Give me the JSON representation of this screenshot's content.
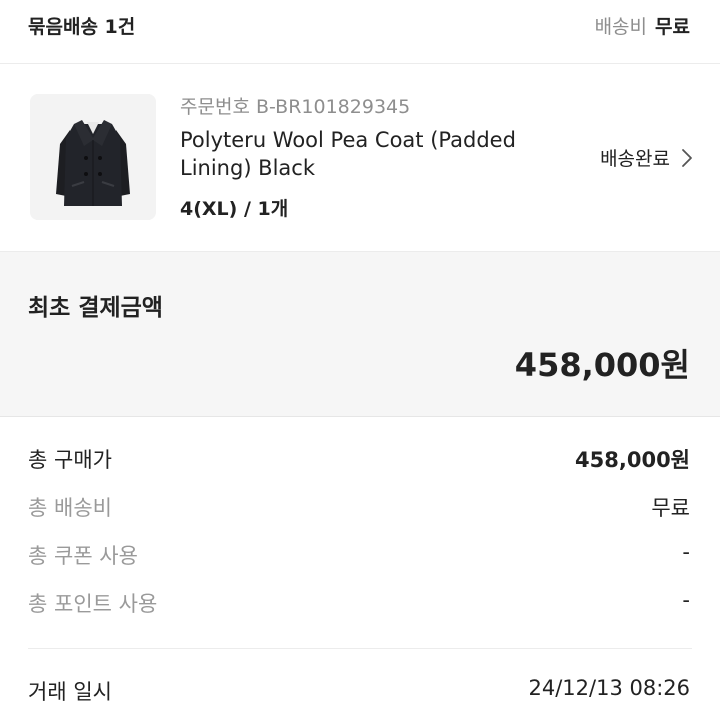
{
  "header": {
    "bundle_title": "묶음배송 1건",
    "shipping_label": "배송비",
    "shipping_value": "무료"
  },
  "product": {
    "order_number": "주문번호 B-BR101829345",
    "name": "Polyteru Wool Pea Coat (Padded Lining) Black",
    "option": "4(XL) / 1개",
    "status": "배송완료",
    "image_icon": "coat-image"
  },
  "payment": {
    "title": "최초 결제금액",
    "amount": "458,000원"
  },
  "summary": [
    {
      "label": "총 구매가",
      "value": "458,000원"
    },
    {
      "label": "총 배송비",
      "value": "무료"
    },
    {
      "label": "총 쿠폰 사용",
      "value": "-"
    },
    {
      "label": "총 포인트 사용",
      "value": "-"
    }
  ],
  "trade": {
    "label": "거래 일시",
    "value": "24/12/13 08:26"
  },
  "colors": {
    "text": "#222222",
    "muted": "#8e8e8e",
    "panel": "#f6f6f6"
  }
}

# What is required
From the records given above, reproduce all text exactly and exclude each picture.

# Worked solution
Give me the JSON representation of this screenshot's content.
{
  "header": {
    "bundle_title": "묶음배송 1건",
    "shipping_label": "배송비",
    "shipping_value": "무료"
  },
  "product": {
    "order_number": "주문번호 B-BR101829345",
    "name": "Polyteru Wool Pea Coat (Padded Lining) Black",
    "option": "4(XL) / 1개",
    "status": "배송완료",
    "image_icon": "coat-image"
  },
  "payment": {
    "title": "최초 결제금액",
    "amount": "458,000원"
  },
  "summary": [
    {
      "label": "총 구매가",
      "value": "458,000원"
    },
    {
      "label": "총 배송비",
      "value": "무료"
    },
    {
      "label": "총 쿠폰 사용",
      "value": "-"
    },
    {
      "label": "총 포인트 사용",
      "value": "-"
    }
  ],
  "trade": {
    "label": "거래 일시",
    "value": "24/12/13 08:26"
  },
  "colors": {
    "text": "#222222",
    "muted": "#8e8e8e",
    "panel": "#f6f6f6"
  }
}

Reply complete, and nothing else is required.